Arrange the lines of the records, from the first line through the line containing "x-tick-label: May [865, 323, 889, 338]", as a JSON list of strings with one string per line and no blank lines. Include only those lines.

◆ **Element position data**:
§

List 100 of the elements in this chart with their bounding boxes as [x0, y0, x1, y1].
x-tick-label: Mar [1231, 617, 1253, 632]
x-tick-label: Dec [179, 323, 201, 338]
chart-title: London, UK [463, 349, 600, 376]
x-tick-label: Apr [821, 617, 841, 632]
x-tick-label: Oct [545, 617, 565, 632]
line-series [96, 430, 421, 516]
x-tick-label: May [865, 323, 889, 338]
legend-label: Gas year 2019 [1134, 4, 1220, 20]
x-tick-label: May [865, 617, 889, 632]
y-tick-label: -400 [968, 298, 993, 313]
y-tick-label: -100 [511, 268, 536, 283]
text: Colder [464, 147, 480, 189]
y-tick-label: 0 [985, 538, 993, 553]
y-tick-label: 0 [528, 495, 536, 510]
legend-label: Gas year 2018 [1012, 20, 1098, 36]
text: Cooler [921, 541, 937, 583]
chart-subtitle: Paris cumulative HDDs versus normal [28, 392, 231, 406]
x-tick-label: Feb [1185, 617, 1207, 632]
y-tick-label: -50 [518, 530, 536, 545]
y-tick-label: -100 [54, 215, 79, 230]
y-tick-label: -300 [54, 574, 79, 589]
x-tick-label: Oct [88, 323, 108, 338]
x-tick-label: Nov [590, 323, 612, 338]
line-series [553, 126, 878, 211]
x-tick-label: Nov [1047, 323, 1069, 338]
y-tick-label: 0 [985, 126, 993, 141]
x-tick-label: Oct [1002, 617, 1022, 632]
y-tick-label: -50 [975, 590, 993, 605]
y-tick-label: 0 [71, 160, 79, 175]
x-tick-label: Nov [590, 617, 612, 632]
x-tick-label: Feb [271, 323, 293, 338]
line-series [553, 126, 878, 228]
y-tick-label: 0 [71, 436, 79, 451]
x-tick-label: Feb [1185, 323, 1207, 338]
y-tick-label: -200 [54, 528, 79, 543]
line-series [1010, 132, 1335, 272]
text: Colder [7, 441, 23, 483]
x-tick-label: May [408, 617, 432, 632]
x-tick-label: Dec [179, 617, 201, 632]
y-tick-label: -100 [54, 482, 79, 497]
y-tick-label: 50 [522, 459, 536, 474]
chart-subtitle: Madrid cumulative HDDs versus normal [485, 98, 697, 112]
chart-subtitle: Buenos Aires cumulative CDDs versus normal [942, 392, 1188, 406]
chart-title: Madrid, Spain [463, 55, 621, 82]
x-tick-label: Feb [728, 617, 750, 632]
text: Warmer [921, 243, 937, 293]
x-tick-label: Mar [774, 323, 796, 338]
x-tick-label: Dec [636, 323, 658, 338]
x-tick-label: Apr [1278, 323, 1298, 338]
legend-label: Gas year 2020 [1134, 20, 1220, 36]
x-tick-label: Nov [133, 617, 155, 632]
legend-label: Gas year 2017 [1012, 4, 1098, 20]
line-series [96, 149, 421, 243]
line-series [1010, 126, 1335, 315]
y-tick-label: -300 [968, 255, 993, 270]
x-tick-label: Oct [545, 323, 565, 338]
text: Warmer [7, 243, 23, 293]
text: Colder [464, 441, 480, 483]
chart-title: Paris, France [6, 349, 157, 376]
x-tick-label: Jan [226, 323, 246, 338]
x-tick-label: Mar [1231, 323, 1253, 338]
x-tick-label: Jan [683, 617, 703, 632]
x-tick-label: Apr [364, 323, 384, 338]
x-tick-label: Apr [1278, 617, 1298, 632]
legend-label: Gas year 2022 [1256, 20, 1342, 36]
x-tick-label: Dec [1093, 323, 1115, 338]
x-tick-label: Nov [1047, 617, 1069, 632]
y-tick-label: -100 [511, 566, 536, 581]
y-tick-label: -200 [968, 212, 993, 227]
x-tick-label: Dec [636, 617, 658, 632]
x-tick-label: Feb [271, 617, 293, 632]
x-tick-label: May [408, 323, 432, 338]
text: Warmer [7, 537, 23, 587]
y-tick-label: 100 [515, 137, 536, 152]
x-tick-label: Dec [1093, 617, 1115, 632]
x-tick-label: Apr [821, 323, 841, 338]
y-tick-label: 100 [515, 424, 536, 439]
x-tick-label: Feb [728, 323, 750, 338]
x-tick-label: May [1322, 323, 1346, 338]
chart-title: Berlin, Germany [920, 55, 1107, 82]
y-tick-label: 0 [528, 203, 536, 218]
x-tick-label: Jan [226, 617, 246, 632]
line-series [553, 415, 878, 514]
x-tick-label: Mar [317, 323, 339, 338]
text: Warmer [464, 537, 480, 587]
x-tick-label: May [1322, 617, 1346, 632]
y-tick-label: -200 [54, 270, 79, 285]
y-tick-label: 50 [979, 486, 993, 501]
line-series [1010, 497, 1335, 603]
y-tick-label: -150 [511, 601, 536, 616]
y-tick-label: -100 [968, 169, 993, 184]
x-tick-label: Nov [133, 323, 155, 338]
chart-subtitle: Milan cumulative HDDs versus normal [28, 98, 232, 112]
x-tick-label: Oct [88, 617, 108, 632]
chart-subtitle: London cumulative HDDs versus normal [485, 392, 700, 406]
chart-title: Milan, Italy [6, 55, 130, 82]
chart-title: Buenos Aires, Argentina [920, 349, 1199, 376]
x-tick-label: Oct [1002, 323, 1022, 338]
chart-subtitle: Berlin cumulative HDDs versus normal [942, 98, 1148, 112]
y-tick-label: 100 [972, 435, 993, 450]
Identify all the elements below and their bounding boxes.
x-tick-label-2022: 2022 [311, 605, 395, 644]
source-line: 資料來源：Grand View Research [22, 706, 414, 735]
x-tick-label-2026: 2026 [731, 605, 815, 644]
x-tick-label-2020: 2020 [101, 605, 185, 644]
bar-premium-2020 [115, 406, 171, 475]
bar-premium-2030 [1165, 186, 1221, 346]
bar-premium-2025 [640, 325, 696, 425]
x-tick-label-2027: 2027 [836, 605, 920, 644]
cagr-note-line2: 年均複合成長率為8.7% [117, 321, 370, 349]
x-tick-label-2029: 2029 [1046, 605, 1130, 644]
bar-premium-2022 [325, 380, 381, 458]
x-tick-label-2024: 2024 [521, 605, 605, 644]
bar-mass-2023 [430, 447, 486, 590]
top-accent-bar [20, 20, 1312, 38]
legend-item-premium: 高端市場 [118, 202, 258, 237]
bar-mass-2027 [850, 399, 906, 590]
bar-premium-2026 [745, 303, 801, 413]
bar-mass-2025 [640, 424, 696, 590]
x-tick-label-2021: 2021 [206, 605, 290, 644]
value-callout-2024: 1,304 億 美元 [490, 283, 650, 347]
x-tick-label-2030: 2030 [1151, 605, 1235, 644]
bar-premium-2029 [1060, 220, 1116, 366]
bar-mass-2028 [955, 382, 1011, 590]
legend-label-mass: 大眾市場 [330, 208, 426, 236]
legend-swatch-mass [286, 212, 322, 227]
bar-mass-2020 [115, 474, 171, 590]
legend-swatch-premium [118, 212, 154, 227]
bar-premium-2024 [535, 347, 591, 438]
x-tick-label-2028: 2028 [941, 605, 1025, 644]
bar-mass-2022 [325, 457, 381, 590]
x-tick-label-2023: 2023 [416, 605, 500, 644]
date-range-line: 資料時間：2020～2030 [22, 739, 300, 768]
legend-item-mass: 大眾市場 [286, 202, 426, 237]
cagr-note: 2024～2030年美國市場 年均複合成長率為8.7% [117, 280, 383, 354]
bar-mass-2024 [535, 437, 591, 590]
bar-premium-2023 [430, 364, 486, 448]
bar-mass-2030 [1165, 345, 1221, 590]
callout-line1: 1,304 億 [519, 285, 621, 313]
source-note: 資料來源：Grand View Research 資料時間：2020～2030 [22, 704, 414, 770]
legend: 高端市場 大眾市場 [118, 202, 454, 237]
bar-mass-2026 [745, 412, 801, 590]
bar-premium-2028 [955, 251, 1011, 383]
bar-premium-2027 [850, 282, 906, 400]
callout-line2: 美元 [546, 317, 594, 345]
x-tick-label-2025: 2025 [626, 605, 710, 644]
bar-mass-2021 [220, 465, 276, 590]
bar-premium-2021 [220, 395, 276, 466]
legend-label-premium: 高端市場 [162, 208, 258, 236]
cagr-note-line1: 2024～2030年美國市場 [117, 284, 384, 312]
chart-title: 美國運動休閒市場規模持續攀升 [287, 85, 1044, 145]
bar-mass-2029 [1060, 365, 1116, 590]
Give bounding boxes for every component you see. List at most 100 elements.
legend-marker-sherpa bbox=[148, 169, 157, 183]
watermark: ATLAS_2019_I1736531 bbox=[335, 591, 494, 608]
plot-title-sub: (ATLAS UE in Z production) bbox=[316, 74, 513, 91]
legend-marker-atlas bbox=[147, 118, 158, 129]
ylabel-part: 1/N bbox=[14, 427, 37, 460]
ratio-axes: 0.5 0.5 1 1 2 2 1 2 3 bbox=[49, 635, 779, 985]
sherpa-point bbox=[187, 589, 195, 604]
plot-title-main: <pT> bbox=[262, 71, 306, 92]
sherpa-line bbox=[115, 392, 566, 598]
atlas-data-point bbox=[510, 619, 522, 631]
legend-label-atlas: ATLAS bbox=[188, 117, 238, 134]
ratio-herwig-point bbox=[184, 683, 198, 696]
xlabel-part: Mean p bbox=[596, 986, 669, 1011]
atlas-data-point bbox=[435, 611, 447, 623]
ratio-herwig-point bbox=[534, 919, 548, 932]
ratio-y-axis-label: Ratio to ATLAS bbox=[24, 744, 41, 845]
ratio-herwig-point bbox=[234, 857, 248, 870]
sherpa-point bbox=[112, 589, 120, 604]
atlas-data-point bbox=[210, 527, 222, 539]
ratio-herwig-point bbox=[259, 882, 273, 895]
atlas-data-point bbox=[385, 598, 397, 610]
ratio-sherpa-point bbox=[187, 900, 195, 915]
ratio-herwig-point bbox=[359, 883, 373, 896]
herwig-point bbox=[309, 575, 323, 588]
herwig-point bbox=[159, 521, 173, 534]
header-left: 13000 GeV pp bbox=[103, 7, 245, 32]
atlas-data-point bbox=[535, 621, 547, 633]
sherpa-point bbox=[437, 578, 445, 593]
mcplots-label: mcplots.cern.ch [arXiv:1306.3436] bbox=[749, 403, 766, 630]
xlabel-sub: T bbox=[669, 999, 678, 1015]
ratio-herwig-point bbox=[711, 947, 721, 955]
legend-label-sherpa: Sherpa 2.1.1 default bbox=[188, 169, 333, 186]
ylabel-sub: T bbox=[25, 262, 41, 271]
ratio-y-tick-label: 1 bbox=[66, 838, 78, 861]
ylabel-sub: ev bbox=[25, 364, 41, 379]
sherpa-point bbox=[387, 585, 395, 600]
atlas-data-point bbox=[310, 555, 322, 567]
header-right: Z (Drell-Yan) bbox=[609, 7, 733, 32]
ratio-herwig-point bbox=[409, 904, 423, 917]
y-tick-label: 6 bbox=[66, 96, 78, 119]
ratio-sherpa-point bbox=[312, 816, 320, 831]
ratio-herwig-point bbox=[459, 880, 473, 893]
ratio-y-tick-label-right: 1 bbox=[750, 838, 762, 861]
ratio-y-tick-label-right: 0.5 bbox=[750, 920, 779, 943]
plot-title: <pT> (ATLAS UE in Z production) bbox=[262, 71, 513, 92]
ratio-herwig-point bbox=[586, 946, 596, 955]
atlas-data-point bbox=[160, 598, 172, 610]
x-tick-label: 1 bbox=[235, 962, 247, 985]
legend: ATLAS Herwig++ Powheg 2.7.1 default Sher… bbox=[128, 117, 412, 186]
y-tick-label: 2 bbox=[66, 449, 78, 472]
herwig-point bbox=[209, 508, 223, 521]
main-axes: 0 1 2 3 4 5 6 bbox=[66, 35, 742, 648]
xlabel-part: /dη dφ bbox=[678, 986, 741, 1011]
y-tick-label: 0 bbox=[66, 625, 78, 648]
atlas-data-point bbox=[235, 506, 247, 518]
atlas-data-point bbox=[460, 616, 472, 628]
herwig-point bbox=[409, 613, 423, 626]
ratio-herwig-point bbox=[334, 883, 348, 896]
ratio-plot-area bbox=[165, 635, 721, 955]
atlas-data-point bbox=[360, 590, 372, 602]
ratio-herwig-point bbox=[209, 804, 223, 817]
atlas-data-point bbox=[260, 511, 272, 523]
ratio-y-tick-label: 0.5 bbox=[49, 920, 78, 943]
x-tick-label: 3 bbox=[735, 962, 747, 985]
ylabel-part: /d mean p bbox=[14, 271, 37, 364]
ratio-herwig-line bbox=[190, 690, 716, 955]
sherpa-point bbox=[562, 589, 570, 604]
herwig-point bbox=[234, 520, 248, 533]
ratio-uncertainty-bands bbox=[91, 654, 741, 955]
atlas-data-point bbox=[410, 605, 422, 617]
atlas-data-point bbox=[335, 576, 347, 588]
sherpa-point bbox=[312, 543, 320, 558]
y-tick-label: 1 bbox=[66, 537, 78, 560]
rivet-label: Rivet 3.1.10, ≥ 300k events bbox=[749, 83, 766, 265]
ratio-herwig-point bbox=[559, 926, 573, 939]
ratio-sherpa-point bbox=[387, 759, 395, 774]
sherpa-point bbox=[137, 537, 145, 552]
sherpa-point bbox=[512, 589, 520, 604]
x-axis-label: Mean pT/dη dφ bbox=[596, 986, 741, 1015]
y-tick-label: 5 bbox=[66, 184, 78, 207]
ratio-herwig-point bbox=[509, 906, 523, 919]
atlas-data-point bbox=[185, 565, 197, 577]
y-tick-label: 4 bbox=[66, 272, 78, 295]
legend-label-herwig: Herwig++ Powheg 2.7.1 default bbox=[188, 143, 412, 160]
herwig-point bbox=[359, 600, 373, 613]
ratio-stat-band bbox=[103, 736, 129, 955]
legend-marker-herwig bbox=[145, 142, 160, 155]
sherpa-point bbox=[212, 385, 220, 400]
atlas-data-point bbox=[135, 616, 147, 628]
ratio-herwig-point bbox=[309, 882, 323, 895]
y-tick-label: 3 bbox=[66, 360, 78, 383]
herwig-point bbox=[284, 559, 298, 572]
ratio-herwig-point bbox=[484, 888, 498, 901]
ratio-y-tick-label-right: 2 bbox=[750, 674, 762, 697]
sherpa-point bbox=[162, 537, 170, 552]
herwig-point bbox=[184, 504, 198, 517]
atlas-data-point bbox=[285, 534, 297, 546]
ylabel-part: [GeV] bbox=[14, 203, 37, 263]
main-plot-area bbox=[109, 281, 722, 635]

§

◆ **Output**:
[
  "List 100 of the elements in this chart with their bounding boxes as [x0, y0, x1, y1].",
  "x-tick-label: Mar [1231, 617, 1253, 632]",
  "x-tick-label: Dec [179, 323, 201, 338]",
  "chart-title: London, UK [463, 349, 600, 376]",
  "x-tick-label: Apr [821, 617, 841, 632]",
  "x-tick-label: Oct [545, 617, 565, 632]",
  "line-series [96, 430, 421, 516]",
  "x-tick-label: May [865, 323, 889, 338]"
]